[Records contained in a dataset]
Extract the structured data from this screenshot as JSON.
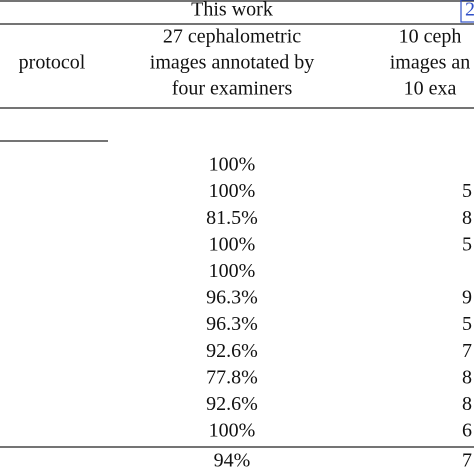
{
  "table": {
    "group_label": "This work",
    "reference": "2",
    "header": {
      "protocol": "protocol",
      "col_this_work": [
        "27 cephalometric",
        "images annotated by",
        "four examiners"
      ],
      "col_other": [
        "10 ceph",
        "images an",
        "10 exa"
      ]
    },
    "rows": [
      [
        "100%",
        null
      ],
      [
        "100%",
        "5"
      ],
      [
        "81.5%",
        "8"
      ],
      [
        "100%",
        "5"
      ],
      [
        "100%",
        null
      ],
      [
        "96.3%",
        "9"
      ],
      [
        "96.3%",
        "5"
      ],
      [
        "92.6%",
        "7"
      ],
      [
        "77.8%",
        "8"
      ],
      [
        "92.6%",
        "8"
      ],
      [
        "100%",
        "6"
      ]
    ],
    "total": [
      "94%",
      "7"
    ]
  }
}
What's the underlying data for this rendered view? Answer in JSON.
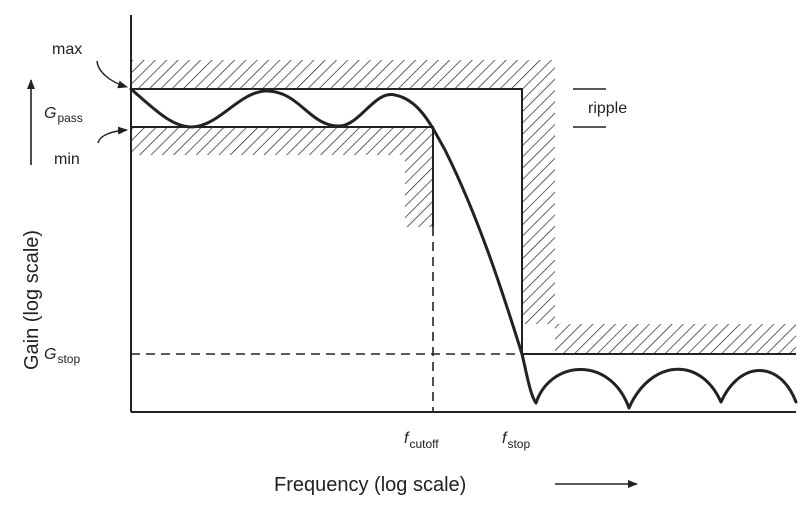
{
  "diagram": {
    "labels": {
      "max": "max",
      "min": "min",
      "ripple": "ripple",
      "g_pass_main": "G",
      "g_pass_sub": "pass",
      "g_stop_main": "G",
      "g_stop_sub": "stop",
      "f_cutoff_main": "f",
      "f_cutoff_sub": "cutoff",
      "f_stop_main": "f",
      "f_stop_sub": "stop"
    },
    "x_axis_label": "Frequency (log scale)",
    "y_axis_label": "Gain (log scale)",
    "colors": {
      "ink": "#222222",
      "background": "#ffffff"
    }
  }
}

---

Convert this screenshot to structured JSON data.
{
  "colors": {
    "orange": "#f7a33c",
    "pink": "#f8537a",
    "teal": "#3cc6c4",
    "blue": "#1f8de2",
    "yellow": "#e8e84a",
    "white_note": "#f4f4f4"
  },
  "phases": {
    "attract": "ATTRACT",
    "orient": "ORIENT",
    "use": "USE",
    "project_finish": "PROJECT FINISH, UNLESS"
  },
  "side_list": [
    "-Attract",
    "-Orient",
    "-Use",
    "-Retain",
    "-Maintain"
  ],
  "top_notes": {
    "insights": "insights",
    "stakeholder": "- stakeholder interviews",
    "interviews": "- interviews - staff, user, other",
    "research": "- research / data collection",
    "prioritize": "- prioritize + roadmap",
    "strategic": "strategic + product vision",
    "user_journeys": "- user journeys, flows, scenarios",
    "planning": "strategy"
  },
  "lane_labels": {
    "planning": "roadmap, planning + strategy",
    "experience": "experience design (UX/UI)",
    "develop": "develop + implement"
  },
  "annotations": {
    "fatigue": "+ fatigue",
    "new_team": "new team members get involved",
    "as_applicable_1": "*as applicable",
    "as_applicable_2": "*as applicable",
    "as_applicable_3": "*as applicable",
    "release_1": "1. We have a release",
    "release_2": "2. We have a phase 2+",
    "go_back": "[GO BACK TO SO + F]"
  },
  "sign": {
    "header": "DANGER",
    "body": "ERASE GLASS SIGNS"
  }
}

==

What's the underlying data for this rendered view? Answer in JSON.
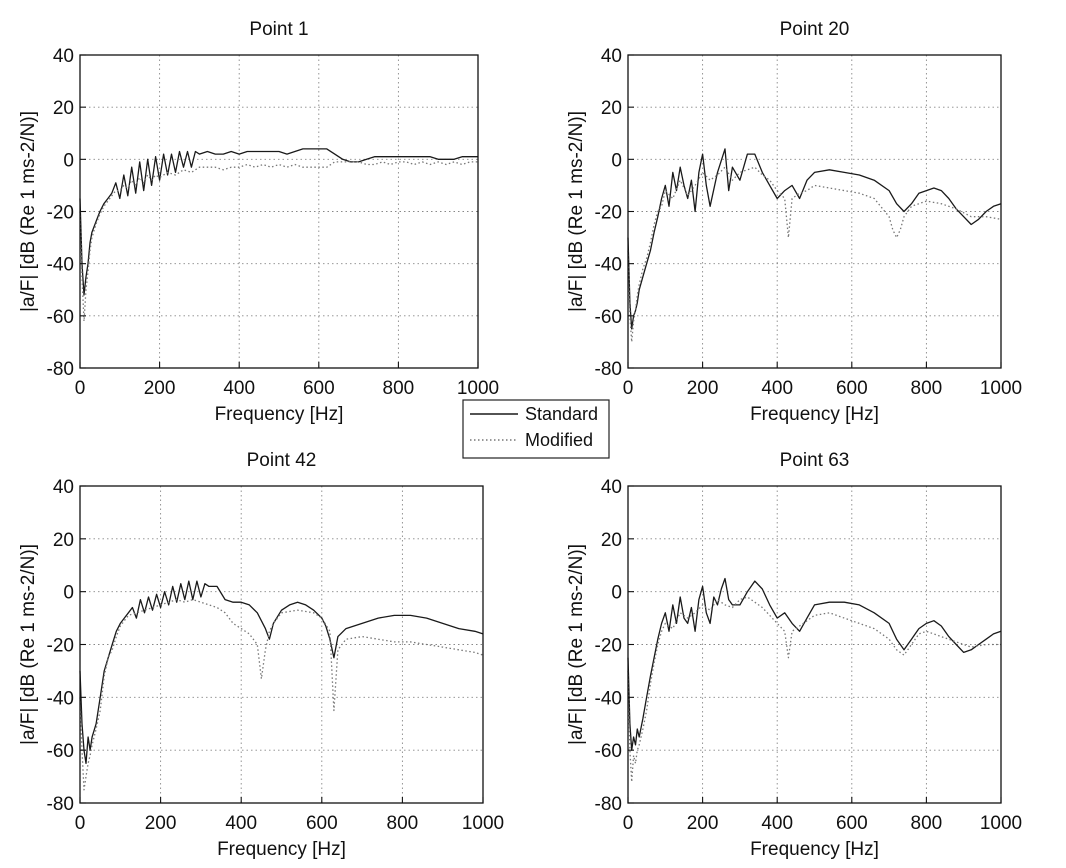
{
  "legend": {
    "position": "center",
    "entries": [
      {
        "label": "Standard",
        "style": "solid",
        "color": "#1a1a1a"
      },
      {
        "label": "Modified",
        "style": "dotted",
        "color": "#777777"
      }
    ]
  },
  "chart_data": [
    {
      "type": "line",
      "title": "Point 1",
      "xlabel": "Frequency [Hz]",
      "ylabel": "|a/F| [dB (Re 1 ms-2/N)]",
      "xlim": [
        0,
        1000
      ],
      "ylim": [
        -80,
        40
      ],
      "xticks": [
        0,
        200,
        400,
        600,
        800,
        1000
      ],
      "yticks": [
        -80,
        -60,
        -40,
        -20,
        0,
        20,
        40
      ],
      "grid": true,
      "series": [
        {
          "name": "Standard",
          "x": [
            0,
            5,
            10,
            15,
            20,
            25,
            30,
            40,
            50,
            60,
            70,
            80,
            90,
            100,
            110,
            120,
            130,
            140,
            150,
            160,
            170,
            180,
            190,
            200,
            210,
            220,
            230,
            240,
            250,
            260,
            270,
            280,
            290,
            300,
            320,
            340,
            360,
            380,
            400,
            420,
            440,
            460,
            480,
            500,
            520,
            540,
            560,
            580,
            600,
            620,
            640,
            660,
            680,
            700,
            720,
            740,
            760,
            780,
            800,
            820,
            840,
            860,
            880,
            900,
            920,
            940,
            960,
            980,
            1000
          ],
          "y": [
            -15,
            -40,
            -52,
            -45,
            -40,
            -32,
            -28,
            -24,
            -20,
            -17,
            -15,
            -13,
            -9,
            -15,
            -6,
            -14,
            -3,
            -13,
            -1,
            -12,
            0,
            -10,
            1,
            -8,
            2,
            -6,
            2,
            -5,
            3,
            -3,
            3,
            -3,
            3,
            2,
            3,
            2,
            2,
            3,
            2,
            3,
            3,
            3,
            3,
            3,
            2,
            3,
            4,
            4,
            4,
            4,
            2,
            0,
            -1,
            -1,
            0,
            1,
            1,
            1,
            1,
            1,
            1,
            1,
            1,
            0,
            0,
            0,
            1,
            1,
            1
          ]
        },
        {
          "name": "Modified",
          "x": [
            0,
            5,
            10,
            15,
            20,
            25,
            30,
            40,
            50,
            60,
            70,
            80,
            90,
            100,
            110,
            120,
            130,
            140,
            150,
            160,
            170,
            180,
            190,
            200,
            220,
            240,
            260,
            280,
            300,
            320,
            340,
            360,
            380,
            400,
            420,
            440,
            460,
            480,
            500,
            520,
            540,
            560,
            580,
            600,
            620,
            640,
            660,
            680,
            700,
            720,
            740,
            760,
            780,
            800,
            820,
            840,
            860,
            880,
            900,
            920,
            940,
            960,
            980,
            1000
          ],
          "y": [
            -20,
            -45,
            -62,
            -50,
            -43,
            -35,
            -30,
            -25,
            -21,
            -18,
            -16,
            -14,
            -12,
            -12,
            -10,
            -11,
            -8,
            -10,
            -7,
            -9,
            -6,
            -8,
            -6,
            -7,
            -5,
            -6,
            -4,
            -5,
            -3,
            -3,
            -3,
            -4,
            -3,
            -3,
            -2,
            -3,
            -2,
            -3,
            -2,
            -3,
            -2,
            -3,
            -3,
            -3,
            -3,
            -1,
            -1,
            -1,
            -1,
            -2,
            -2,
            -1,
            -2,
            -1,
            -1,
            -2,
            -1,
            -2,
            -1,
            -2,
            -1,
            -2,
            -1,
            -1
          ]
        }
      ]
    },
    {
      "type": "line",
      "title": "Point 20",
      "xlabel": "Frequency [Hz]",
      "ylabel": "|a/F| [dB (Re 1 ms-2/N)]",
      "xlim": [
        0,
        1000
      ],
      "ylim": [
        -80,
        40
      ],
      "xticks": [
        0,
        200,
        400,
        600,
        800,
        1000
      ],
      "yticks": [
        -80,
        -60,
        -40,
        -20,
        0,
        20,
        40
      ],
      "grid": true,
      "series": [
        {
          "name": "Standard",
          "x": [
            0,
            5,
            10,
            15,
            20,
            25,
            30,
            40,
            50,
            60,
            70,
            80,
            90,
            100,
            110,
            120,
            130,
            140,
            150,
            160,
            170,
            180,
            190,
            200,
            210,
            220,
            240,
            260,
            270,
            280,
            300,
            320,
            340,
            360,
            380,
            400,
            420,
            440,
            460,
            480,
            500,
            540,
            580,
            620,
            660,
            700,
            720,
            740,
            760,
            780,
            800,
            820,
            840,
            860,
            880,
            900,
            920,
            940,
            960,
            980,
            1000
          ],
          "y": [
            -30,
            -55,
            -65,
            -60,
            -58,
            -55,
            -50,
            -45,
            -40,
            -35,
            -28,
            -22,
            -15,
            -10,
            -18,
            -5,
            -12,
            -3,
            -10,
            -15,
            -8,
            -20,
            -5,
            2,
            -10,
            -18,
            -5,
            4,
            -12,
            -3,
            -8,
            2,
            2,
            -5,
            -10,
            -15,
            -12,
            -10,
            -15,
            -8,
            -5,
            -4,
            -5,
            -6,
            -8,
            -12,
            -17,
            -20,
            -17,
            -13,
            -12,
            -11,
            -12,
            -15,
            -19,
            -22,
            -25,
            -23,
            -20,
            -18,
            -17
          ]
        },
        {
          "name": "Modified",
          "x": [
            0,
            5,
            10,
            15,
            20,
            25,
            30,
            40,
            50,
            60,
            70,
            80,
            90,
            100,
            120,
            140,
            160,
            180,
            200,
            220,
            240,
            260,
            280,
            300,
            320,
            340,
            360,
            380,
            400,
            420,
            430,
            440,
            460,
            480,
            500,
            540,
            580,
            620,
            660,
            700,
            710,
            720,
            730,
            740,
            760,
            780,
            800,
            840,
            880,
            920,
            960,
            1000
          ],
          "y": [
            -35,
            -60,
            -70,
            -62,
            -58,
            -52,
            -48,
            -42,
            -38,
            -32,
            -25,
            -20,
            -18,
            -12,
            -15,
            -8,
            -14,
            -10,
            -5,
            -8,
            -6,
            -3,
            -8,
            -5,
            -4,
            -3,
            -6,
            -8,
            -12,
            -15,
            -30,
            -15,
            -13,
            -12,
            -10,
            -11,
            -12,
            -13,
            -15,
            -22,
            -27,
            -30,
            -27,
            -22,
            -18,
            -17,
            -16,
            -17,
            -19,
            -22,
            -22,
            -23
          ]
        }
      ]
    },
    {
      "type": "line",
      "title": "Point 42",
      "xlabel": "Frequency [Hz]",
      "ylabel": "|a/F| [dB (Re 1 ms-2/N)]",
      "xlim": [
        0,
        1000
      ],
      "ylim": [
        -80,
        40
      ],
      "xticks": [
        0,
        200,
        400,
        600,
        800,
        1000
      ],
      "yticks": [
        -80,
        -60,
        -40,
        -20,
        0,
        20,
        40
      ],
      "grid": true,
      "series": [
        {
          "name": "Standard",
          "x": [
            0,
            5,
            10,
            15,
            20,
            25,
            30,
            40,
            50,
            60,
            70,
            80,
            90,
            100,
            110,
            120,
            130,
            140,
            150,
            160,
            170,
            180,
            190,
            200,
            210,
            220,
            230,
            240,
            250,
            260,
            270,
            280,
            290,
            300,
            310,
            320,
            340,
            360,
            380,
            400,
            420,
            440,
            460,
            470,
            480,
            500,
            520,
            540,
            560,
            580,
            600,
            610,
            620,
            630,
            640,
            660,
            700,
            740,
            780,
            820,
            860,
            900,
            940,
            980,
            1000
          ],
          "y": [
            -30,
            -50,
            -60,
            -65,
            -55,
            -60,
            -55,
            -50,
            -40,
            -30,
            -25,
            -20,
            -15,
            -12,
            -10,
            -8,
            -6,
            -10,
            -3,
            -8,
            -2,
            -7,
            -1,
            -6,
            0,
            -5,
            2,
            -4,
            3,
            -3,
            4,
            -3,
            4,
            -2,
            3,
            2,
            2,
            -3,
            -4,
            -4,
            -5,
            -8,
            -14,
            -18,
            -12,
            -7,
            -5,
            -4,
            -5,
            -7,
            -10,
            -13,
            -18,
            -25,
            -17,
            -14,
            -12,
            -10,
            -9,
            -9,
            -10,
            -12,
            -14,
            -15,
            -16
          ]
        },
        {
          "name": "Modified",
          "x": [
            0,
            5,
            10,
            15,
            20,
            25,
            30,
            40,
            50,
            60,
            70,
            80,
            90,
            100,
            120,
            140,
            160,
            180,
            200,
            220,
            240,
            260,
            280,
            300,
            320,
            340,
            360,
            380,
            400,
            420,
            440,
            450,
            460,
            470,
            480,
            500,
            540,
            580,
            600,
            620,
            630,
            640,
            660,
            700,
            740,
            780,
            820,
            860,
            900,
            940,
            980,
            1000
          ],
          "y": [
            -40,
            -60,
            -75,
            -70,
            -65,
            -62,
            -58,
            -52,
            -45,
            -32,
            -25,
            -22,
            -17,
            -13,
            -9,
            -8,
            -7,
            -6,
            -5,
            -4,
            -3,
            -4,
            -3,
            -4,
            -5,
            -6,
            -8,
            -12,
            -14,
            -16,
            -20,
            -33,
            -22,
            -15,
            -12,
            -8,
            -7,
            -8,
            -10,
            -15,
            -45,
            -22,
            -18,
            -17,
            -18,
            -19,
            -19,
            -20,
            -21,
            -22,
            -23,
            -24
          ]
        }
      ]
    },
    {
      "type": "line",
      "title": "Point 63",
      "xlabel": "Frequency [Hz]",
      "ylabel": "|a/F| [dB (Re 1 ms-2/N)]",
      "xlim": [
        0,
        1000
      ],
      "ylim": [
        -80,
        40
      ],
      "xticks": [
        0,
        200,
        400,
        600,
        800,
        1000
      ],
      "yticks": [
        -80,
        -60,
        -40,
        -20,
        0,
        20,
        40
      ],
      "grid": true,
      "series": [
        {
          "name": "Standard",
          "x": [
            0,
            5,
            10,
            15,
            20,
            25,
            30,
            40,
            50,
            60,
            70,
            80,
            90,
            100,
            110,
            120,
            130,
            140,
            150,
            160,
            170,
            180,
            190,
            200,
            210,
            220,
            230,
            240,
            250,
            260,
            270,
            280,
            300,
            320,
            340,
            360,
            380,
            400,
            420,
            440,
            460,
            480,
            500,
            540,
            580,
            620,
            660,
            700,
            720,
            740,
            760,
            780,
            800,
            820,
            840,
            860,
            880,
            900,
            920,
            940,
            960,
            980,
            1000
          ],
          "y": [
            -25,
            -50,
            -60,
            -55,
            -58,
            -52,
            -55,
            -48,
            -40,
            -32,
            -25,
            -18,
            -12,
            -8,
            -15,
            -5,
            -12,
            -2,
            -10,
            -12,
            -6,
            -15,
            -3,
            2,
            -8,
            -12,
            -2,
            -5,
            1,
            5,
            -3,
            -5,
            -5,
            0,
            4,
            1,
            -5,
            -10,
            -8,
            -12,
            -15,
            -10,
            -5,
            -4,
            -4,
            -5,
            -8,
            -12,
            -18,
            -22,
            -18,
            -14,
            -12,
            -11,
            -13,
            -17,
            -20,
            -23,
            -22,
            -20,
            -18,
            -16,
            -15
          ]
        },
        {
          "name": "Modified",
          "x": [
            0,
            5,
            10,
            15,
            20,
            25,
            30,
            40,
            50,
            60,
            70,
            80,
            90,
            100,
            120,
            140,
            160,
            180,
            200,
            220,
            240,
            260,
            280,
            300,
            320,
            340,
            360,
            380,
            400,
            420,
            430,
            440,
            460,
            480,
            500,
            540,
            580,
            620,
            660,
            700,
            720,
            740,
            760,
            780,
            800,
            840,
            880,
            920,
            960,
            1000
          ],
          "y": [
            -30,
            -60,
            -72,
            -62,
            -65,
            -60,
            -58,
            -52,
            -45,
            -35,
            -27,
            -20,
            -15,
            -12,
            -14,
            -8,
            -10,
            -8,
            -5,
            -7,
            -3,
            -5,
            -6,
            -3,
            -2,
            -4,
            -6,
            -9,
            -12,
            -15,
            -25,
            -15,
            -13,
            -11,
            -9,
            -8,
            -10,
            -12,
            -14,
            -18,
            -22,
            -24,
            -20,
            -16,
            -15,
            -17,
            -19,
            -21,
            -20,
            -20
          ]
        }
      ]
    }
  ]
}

The task -
Collect each line holding the string "applicable".

Answer for the task -
    "as_applicable_1": "*as applicable",
    "as_applicable_2": "*as applicable",
    "as_applicable_3": "*as applicable",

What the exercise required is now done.